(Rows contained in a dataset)
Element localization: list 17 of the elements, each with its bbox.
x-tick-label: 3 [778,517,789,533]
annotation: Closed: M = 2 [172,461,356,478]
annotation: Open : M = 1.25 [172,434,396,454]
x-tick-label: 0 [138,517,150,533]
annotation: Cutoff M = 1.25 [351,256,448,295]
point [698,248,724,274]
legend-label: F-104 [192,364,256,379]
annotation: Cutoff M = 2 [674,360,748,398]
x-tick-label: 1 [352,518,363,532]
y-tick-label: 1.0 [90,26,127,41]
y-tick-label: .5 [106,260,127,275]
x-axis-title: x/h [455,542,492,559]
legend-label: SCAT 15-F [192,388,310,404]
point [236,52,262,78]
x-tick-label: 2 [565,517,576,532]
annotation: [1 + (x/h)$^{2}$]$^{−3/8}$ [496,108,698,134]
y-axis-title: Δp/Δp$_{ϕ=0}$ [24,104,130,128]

==

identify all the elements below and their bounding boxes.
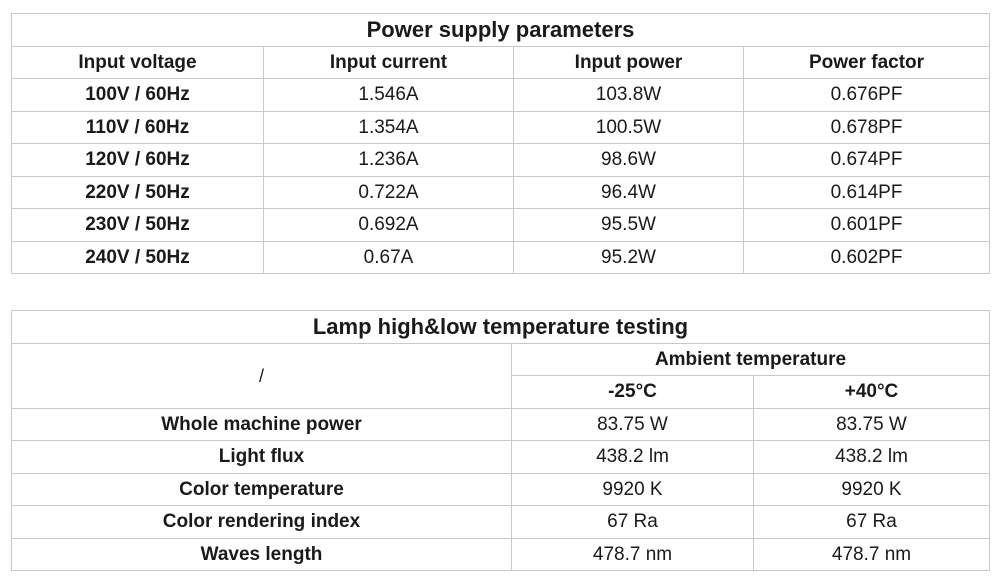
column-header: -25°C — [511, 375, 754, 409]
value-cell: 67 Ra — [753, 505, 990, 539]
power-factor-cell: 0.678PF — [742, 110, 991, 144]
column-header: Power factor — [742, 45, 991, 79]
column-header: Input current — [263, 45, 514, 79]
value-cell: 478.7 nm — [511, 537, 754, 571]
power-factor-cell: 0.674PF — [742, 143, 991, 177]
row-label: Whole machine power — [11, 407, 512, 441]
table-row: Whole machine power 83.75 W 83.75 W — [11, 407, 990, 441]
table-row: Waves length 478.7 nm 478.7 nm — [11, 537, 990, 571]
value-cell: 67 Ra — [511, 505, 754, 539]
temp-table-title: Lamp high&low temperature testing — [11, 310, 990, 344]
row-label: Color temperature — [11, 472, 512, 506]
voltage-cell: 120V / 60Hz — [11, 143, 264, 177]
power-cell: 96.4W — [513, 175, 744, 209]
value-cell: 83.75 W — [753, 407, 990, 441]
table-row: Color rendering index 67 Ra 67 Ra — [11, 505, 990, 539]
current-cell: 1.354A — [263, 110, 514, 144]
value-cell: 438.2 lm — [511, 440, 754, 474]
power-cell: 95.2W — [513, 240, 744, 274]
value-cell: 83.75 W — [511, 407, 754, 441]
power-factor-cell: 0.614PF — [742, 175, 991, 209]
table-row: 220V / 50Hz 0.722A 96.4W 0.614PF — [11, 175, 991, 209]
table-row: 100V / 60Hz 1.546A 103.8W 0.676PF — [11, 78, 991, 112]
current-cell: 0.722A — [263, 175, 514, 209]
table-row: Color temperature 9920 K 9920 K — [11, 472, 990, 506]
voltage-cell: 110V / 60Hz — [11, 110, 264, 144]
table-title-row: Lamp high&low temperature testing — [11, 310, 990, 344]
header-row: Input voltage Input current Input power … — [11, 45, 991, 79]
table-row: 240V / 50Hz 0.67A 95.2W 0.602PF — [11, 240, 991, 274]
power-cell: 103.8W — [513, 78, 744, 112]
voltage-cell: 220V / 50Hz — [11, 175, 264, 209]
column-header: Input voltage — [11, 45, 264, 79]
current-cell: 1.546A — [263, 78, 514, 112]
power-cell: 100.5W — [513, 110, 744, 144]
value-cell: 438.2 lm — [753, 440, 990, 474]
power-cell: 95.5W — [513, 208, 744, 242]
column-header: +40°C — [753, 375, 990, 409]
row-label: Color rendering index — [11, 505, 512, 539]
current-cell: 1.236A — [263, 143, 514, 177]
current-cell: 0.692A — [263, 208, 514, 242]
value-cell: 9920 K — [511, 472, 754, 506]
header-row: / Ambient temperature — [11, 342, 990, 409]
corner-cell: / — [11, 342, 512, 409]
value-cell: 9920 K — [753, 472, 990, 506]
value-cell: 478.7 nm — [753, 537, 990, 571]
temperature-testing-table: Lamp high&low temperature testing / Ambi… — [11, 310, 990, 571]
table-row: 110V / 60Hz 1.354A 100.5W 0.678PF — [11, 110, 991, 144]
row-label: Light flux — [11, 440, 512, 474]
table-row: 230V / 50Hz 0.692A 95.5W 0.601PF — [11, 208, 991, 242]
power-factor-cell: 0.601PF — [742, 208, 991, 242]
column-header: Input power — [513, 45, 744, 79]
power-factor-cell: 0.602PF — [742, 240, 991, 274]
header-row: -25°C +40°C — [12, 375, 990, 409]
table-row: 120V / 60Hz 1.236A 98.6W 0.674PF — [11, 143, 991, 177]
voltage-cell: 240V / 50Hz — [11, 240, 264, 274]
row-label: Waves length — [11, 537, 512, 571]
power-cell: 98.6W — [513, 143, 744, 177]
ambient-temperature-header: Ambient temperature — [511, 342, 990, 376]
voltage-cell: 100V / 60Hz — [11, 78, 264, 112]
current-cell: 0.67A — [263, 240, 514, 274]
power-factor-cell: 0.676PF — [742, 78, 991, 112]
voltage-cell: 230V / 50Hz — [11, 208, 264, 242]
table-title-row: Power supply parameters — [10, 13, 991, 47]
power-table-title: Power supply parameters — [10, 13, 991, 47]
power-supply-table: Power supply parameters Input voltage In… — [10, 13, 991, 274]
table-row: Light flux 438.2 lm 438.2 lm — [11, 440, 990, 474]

...

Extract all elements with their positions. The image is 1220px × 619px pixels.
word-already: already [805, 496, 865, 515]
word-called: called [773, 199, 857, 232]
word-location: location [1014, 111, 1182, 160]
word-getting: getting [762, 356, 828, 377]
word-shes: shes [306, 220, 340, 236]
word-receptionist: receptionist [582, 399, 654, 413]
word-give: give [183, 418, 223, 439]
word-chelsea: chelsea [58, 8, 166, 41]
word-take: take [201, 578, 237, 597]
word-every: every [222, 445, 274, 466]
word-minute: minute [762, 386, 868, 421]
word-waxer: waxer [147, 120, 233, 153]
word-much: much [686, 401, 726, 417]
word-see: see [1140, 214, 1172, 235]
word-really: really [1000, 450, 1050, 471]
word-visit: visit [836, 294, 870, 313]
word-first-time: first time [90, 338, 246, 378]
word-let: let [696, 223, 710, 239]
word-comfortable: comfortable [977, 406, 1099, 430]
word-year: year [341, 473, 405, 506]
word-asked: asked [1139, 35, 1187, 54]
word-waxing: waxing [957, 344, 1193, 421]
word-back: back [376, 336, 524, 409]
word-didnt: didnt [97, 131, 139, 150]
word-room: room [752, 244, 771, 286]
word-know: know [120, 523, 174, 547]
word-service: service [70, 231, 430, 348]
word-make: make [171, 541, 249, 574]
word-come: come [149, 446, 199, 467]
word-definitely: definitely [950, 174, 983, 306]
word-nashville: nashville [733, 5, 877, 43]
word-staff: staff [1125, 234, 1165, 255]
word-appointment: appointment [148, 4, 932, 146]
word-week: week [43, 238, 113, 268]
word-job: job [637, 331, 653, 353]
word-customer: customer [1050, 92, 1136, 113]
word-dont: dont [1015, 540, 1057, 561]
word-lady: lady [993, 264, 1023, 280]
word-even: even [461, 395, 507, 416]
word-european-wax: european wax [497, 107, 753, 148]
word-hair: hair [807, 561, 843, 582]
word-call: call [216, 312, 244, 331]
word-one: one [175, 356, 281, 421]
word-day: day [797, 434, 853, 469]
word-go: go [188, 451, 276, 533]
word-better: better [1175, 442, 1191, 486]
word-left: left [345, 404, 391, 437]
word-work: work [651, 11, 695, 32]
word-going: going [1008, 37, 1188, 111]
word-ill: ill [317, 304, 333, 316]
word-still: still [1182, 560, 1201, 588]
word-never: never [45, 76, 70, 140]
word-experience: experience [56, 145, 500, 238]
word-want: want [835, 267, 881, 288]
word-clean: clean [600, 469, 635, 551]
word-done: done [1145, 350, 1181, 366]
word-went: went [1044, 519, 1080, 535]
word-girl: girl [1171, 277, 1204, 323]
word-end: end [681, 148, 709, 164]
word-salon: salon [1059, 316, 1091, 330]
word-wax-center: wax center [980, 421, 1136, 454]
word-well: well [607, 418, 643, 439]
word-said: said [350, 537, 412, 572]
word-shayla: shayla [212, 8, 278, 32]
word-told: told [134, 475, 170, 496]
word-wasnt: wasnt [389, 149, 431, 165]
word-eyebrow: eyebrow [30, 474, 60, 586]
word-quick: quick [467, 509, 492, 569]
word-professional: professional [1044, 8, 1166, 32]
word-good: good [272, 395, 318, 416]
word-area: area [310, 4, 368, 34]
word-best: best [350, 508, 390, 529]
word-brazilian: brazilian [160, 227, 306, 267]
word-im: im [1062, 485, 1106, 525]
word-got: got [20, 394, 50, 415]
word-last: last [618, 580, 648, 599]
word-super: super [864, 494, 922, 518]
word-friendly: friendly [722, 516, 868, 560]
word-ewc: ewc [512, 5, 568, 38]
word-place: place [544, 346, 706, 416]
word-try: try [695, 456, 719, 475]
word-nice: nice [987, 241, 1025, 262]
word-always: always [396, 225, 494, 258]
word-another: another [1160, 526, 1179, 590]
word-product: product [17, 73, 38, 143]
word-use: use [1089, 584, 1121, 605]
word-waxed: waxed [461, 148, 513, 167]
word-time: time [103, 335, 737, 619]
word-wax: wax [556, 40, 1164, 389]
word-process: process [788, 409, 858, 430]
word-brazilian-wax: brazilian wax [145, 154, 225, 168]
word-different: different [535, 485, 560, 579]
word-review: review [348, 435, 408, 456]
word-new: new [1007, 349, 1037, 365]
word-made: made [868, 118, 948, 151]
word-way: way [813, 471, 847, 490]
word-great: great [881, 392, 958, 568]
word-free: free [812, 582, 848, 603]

# WHAT TO WORK ON
Copy the rows above verbatim, from the line containing "Extract all elements" through the line containing "word-give: give [183, 418, 223, 439]".

# OUTPUT OF THE TASK
Extract all elements with their positions. The image is 1220px × 619px pixels.
word-already: already [805, 496, 865, 515]
word-called: called [773, 199, 857, 232]
word-location: location [1014, 111, 1182, 160]
word-getting: getting [762, 356, 828, 377]
word-shes: shes [306, 220, 340, 236]
word-receptionist: receptionist [582, 399, 654, 413]
word-give: give [183, 418, 223, 439]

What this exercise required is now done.